Work to be completed: Filter the entries and keep only the lines where the string "label" appears.

Data for this task:

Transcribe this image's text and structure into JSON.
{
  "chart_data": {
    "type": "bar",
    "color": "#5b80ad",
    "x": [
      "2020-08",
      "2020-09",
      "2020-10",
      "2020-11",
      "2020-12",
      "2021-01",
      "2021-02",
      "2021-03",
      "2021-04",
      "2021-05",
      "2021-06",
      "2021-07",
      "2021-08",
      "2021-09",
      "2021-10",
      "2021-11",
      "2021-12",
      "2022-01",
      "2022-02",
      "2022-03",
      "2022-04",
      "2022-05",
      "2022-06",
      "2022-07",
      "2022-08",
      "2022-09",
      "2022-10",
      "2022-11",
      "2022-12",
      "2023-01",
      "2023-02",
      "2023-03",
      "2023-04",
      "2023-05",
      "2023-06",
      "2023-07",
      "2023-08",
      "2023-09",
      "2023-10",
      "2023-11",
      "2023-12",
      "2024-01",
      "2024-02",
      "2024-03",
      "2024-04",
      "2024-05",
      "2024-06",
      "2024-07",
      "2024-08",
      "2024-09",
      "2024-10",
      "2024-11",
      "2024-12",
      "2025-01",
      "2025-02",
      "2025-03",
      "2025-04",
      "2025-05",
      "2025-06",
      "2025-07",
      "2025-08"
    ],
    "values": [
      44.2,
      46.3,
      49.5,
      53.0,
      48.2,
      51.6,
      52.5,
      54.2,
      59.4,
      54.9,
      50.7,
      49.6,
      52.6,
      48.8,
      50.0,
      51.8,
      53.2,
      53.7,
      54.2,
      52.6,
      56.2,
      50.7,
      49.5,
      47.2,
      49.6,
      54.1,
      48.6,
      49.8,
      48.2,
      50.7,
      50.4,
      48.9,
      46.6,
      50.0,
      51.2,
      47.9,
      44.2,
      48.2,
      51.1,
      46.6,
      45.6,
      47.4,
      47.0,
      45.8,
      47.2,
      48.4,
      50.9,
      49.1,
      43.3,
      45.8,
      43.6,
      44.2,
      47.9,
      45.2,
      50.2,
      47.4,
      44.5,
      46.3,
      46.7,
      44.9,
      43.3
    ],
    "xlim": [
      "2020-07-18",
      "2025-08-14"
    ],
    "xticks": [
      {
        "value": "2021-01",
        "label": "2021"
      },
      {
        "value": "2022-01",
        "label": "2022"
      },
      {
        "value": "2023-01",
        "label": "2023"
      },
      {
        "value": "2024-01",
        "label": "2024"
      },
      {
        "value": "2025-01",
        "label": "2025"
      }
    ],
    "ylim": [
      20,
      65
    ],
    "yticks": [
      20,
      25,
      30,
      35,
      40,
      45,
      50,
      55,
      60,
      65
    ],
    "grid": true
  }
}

The output:
        "label": "2021"
        "label": "2022"
        "label": "2023"
        "label": "2024"
        "label": "2025"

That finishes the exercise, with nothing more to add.